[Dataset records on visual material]
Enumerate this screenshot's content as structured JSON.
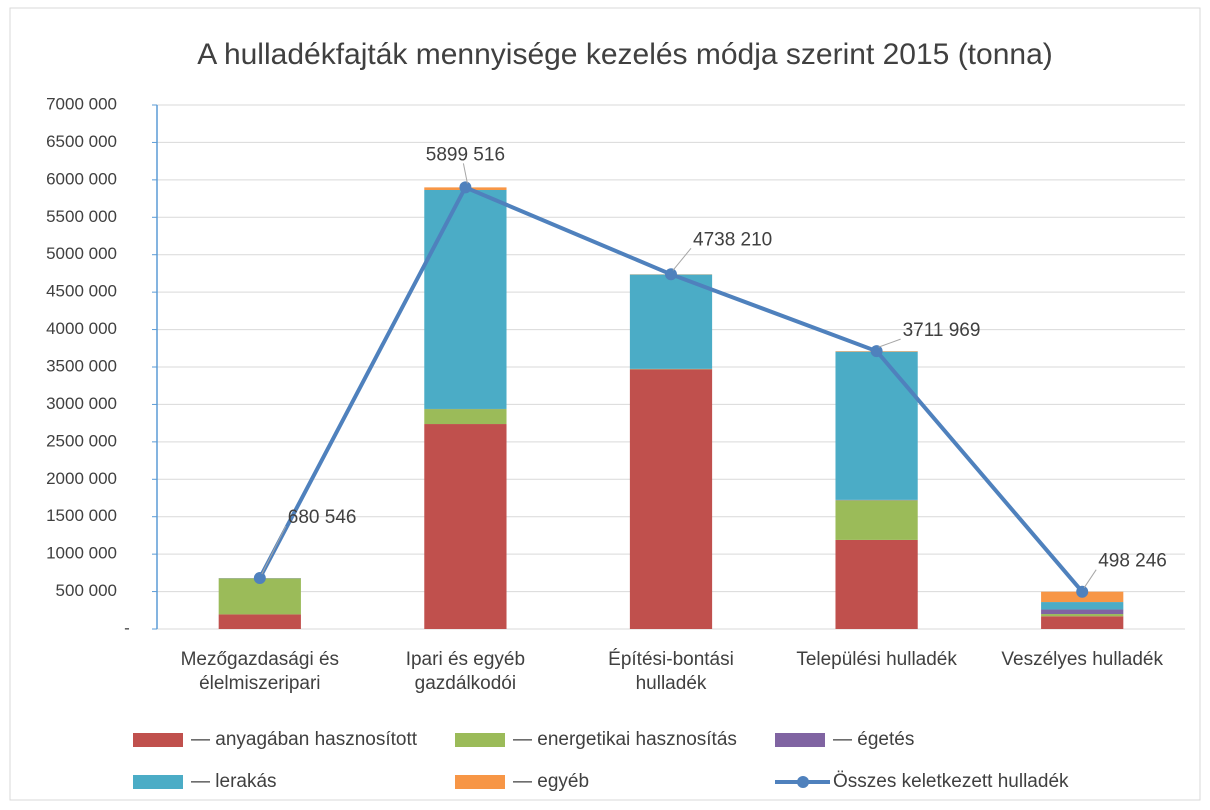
{
  "chart_data": {
    "type": "bar",
    "stacked": true,
    "title": "A hulladékfajták mennyisége kezelés módja szerint 2015 (tonna)",
    "categories": [
      "Mezőgazdasági és élelmiszeripari",
      "Ipari és egyéb gazdálkodói",
      "Építési-bontási hulladék",
      "Települési hulladék",
      "Veszélyes hulladék"
    ],
    "series": [
      {
        "name": "— anyagában hasznosított",
        "color": "#c0504d",
        "values": [
          195000,
          2738000,
          3470000,
          1190000,
          170000
        ]
      },
      {
        "name": "— energetikai hasznosítás",
        "color": "#9bbb59",
        "values": [
          480000,
          200000,
          5000,
          530000,
          30000
        ]
      },
      {
        "name": "— égetés",
        "color": "#8064a2",
        "values": [
          3000,
          1516,
          0,
          5000,
          60000
        ]
      },
      {
        "name": "— lerakás",
        "color": "#4bacc6",
        "values": [
          2000,
          2925000,
          1260000,
          1980000,
          100000
        ]
      },
      {
        "name": "— egyéb",
        "color": "#f79646",
        "values": [
          546,
          35000,
          3210,
          6969,
          138246
        ]
      },
      {
        "name": "Összes keletkezett hulladék",
        "type": "line",
        "color": "#4f81bd",
        "values": [
          680546,
          5899516,
          4738210,
          3711969,
          498246
        ],
        "value_labels": [
          "680 546",
          "5899 516",
          "4738 210",
          "3711 969",
          "498 246"
        ]
      }
    ],
    "ylim": [
      0,
      7000000
    ],
    "yticks": [
      {
        "value": 0,
        "label": "-"
      },
      {
        "value": 500000,
        "label": "500 000"
      },
      {
        "value": 1000000,
        "label": "1000 000"
      },
      {
        "value": 1500000,
        "label": "1500 000"
      },
      {
        "value": 2000000,
        "label": "2000 000"
      },
      {
        "value": 2500000,
        "label": "2500 000"
      },
      {
        "value": 3000000,
        "label": "3000 000"
      },
      {
        "value": 3500000,
        "label": "3500 000"
      },
      {
        "value": 4000000,
        "label": "4000 000"
      },
      {
        "value": 4500000,
        "label": "4500 000"
      },
      {
        "value": 5000000,
        "label": "5000 000"
      },
      {
        "value": 5500000,
        "label": "5500 000"
      },
      {
        "value": 6000000,
        "label": "6000 000"
      },
      {
        "value": 6500000,
        "label": "6500 000"
      },
      {
        "value": 7000000,
        "label": "7000 000"
      }
    ],
    "grid": true,
    "legend": "bottom"
  }
}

WHAT IS NEEDED:
All the material shown above is to be copied exactly, with no pictures carried over.

EXPECTED ANSWER:
Enumerate this screenshot's content as structured JSON.
{
  "chart_data": {
    "type": "bar",
    "stacked": true,
    "title": "A hulladékfajták mennyisége kezelés módja szerint 2015 (tonna)",
    "categories": [
      "Mezőgazdasági és élelmiszeripari",
      "Ipari és egyéb gazdálkodói",
      "Építési-bontási hulladék",
      "Települési hulladék",
      "Veszélyes hulladék"
    ],
    "series": [
      {
        "name": "— anyagában hasznosított",
        "color": "#c0504d",
        "values": [
          195000,
          2738000,
          3470000,
          1190000,
          170000
        ]
      },
      {
        "name": "— energetikai hasznosítás",
        "color": "#9bbb59",
        "values": [
          480000,
          200000,
          5000,
          530000,
          30000
        ]
      },
      {
        "name": "— égetés",
        "color": "#8064a2",
        "values": [
          3000,
          1516,
          0,
          5000,
          60000
        ]
      },
      {
        "name": "— lerakás",
        "color": "#4bacc6",
        "values": [
          2000,
          2925000,
          1260000,
          1980000,
          100000
        ]
      },
      {
        "name": "— egyéb",
        "color": "#f79646",
        "values": [
          546,
          35000,
          3210,
          6969,
          138246
        ]
      },
      {
        "name": "Összes keletkezett hulladék",
        "type": "line",
        "color": "#4f81bd",
        "values": [
          680546,
          5899516,
          4738210,
          3711969,
          498246
        ],
        "value_labels": [
          "680 546",
          "5899 516",
          "4738 210",
          "3711 969",
          "498 246"
        ]
      }
    ],
    "ylim": [
      0,
      7000000
    ],
    "yticks": [
      {
        "value": 0,
        "label": "-"
      },
      {
        "value": 500000,
        "label": "500 000"
      },
      {
        "value": 1000000,
        "label": "1000 000"
      },
      {
        "value": 1500000,
        "label": "1500 000"
      },
      {
        "value": 2000000,
        "label": "2000 000"
      },
      {
        "value": 2500000,
        "label": "2500 000"
      },
      {
        "value": 3000000,
        "label": "3000 000"
      },
      {
        "value": 3500000,
        "label": "3500 000"
      },
      {
        "value": 4000000,
        "label": "4000 000"
      },
      {
        "value": 4500000,
        "label": "4500 000"
      },
      {
        "value": 5000000,
        "label": "5000 000"
      },
      {
        "value": 5500000,
        "label": "5500 000"
      },
      {
        "value": 6000000,
        "label": "6000 000"
      },
      {
        "value": 6500000,
        "label": "6500 000"
      },
      {
        "value": 7000000,
        "label": "7000 000"
      }
    ],
    "grid": true,
    "legend": "bottom"
  }
}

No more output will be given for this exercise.